Aim of the exercise:
Transcribe all of the records precisely as they are presented.

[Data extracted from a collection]
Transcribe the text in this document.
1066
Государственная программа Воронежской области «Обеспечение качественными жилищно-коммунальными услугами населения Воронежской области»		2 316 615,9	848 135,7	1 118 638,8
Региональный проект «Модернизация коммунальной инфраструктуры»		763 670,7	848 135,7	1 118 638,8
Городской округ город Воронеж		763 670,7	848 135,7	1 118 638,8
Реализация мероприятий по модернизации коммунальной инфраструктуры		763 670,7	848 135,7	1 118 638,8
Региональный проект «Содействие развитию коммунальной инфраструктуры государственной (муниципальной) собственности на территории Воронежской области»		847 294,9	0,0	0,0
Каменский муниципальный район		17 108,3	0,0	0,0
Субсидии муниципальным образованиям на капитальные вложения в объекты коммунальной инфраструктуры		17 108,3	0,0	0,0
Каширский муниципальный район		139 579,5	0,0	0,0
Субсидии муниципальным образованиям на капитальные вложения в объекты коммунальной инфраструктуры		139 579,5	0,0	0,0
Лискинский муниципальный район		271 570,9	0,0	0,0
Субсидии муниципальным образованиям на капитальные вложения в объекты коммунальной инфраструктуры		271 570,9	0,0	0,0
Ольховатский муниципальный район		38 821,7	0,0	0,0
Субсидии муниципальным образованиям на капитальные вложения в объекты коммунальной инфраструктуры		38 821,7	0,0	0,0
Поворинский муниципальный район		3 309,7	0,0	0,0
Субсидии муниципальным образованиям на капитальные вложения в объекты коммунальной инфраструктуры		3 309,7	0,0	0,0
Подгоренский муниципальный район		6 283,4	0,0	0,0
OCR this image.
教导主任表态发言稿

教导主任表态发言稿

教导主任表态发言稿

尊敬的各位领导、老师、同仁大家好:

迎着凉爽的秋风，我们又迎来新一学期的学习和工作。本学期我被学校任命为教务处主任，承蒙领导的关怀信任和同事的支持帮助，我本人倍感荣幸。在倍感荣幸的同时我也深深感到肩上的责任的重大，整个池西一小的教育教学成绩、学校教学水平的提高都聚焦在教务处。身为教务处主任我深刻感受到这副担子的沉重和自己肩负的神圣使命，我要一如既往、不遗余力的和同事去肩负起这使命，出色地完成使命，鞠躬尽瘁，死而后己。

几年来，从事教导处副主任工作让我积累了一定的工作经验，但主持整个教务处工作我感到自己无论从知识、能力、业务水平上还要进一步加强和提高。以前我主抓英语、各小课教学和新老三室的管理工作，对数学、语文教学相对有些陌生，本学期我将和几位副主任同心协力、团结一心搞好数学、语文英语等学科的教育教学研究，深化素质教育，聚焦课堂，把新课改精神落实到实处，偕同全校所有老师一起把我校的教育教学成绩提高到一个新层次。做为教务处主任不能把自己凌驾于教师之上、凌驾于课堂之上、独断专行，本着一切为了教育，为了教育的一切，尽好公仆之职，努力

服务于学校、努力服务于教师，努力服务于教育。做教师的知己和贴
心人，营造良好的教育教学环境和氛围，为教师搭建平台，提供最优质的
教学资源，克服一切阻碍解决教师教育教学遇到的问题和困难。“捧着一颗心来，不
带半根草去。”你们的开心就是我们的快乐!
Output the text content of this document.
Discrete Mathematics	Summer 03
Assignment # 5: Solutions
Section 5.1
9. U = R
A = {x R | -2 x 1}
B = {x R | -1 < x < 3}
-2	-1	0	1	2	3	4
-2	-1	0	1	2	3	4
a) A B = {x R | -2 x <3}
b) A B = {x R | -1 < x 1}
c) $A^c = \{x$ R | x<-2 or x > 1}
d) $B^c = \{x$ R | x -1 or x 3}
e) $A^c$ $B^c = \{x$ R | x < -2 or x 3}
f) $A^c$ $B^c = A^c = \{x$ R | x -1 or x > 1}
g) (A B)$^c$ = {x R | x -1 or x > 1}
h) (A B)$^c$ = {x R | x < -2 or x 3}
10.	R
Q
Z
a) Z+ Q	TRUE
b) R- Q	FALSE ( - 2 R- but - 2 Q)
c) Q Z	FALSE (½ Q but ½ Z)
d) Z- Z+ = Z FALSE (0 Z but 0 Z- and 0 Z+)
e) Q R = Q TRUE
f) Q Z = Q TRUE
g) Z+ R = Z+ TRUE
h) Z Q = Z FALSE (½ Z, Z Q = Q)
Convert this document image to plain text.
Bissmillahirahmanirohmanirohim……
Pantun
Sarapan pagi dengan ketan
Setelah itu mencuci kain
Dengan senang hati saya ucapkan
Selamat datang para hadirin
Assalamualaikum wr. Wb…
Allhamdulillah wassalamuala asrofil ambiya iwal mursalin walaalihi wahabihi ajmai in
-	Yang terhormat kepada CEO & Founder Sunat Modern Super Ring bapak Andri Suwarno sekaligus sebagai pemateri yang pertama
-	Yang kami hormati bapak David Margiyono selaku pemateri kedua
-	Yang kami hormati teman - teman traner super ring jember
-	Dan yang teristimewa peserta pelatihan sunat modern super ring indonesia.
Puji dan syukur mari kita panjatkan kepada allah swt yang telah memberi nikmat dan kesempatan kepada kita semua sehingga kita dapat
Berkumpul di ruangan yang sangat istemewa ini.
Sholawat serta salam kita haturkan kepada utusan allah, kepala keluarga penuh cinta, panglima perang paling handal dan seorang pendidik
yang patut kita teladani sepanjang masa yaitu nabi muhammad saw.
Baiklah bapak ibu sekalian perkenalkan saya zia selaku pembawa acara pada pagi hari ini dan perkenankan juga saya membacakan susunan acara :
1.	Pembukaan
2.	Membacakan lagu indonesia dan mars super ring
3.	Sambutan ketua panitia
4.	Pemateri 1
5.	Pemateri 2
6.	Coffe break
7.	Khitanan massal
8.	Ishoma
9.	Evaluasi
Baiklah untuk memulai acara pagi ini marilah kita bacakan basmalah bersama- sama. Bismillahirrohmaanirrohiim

Complete output:
Transcribe the text in this document.
1066
Государственная программа Воронежской области «Обеспечение качественными жилищно-коммунальными услугами населения Воронежской области»		2 316 615,9	848 135,7	1 118 638,8
Региональный проект «Модернизация коммунальной инфраструктуры»		763 670,7	848 135,7	1 118 638,8
Городской округ город Воронеж		763 670,7	848 135,7	1 118 638,8
Реализация мероприятий по модернизации коммунальной инфраструктуры		763 670,7	848 135,7	1 118 638,8
Региональный проект «Содействие развитию коммунальной инфраструктуры государственной (муниципальной) собственности на территории Воронежской области»		847 294,9	0,0	0,0
Каменский муниципальный район		17 108,3	0,0	0,0
Субсидии муниципальным образованиям на капитальные вложения в объекты коммунальной инфраструктуры		17 108,3	0,0	0,0
Каширский муниципальный район		139 579,5	0,0	0,0
Субсидии муниципальным образованиям на капитальные вложения в объекты коммунальной инфраструктуры		139 579,5	0,0	0,0
Лискинский муниципальный район		271 570,9	0,0	0,0
Субсидии муниципальным образованиям на капитальные вложения в объекты коммунальной инфраструктуры		271 570,9	0,0	0,0
Ольховатский муниципальный район		38 821,7	0,0	0,0
Субсидии муниципальным образованиям на капитальные вложения в объекты коммунальной инфраструктуры		38 821,7	0,0	0,0
Поворинский муниципальный район		3 309,7	0,0	0,0
Субсидии муниципальным образованиям на капитальные вложения в объекты коммунальной инфраструктуры		3 309,7	0,0	0,0
Подгоренский муниципальный район		6 283,4	0,0	0,0
OCR this image.
教导主任表态发言稿

教导主任表态发言稿

教导主任表态发言稿

尊敬的各位领导、老师、同仁大家好:

迎着凉爽的秋风，我们又迎来新一学期的学习和工作。本学期我被学校任命为教务处主任，承蒙领导的关怀信任和同事的支持帮助，我本人倍感荣幸。在倍感荣幸的同时我也深深感到肩上的责任的重大，整个池西一小的教育教学成绩、学校教学水平的提高都聚焦在教务处。身为教务处主任我深刻感受到这副担子的沉重和自己肩负的神圣使命，我要一如既往、不遗余力的和同事去肩负起这使命，出色地完成使命，鞠躬尽瘁，死而后己。

几年来，从事教导处副主任工作让我积累了一定的工作经验，但主持整个教务处工作我感到自己无论从知识、能力、业务水平上还要进一步加强和提高。以前我主抓英语、各小课教学和新老三室的管理工作，对数学、语文教学相对有些陌生，本学期我将和几位副主任同心协力、团结一心搞好数学、语文英语等学科的教育教学研究，深化素质教育，聚焦课堂，把新课改精神落实到实处，偕同全校所有老师一起把我校的教育教学成绩提高到一个新层次。做为教务处主任不能把自己凌驾于教师之上、凌驾于课堂之上、独断专行，本着一切为了教育，为了教育的一切，尽好公仆之职，努力

服务于学校、努力服务于教师，努力服务于教育。做教师的知己和贴
心人，营造良好的教育教学环境和氛围，为教师搭建平台，提供最优质的
教学资源，克服一切阻碍解决教师教育教学遇到的问题和困难。“捧着一颗心来，不
带半根草去。”你们的开心就是我们的快乐!
Output the text content of this document.
Discrete Mathematics	Summer 03
Assignment # 5: Solutions
Section 5.1
9. U = R
A = {x R | -2 x 1}
B = {x R | -1 < x < 3}
-2	-1	0	1	2	3	4
-2	-1	0	1	2	3	4
a) A B = {x R | -2 x <3}
b) A B = {x R | -1 < x 1}
c) $A^c = \{x$ R | x<-2 or x > 1}
d) $B^c = \{x$ R | x -1 or x 3}
e) $A^c$ $B^c = \{x$ R | x < -2 or x 3}
f) $A^c$ $B^c = A^c = \{x$ R | x -1 or x > 1}
g) (A B)$^c$ = {x R | x -1 or x > 1}
h) (A B)$^c$ = {x R | x < -2 or x 3}
10.	R
Q
Z
a) Z+ Q	TRUE
b) R- Q	FALSE ( - 2 R- but - 2 Q)
c) Q Z	FALSE (½ Q but ½ Z)
d) Z- Z+ = Z FALSE (0 Z but 0 Z- and 0 Z+)
e) Q R = Q TRUE
f) Q Z = Q TRUE
g) Z+ R = Z+ TRUE
h) Z Q = Z FALSE (½ Z, Z Q = Q)
Convert this document image to plain text.
Bissmillahirahmanirohmanirohim……
Pantun
Sarapan pagi dengan ketan
Setelah itu mencuci kain
Dengan senang hati saya ucapkan
Selamat datang para hadirin
Assalamualaikum wr. Wb…
Allhamdulillah wassalamuala asrofil ambiya iwal mursalin walaalihi wahabihi ajmai in
-	Yang terhormat kepada CEO & Founder Sunat Modern Super Ring bapak Andri Suwarno sekaligus sebagai pemateri yang pertama
-	Yang kami hormati bapak David Margiyono selaku pemateri kedua
-	Yang kami hormati teman - teman traner super ring jember
-	Dan yang teristimewa peserta pelatihan sunat modern super ring indonesia.
Puji dan syukur mari kita panjatkan kepada allah swt yang telah memberi nikmat dan kesempatan kepada kita semua sehingga kita dapat
Berkumpul di ruangan yang sangat istemewa ini.
Sholawat serta salam kita haturkan kepada utusan allah, kepala keluarga penuh cinta, panglima perang paling handal dan seorang pendidik
yang patut kita teladani sepanjang masa yaitu nabi muhammad saw.
Baiklah bapak ibu sekalian perkenalkan saya zia selaku pembawa acara pada pagi hari ini dan perkenankan juga saya membacakan susunan acara :
1.	Pembukaan
2.	Membacakan lagu indonesia dan mars super ring
3.	Sambutan ketua panitia
4.	Pemateri 1
5.	Pemateri 2
6.	Coffe break
7.	Khitanan massal
8.	Ishoma
9.	Evaluasi
Baiklah untuk memulai acara pagi ini marilah kita bacakan basmalah bersama- sama. Bismillahirrohmaanirrohiim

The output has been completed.